Stated task
Collect every line of the records below that contains the word "image".

Items

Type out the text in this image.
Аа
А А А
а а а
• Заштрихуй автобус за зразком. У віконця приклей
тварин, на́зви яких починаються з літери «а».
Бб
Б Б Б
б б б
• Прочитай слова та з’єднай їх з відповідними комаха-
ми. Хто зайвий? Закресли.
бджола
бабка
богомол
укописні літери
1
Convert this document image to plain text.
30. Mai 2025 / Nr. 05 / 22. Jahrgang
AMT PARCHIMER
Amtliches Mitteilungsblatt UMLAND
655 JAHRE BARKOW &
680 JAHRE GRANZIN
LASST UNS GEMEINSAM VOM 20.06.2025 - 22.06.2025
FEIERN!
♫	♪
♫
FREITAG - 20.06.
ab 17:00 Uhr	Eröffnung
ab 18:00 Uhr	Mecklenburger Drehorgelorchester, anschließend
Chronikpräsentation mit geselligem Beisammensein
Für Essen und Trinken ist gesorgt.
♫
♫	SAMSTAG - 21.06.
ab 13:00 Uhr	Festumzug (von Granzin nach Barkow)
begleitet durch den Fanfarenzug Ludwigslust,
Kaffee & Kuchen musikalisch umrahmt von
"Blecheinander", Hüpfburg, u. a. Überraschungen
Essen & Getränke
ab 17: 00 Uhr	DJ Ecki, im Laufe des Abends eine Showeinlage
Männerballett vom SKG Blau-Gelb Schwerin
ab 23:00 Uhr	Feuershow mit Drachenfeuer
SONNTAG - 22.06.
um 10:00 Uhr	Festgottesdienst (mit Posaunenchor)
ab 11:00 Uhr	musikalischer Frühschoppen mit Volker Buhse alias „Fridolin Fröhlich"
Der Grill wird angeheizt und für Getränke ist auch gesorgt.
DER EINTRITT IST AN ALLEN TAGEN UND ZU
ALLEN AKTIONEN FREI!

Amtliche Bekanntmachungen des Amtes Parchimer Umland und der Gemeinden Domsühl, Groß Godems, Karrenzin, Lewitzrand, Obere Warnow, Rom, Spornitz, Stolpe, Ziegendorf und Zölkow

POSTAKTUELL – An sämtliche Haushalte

Written response
Type out the text in this image.
Convert this document image to plain text.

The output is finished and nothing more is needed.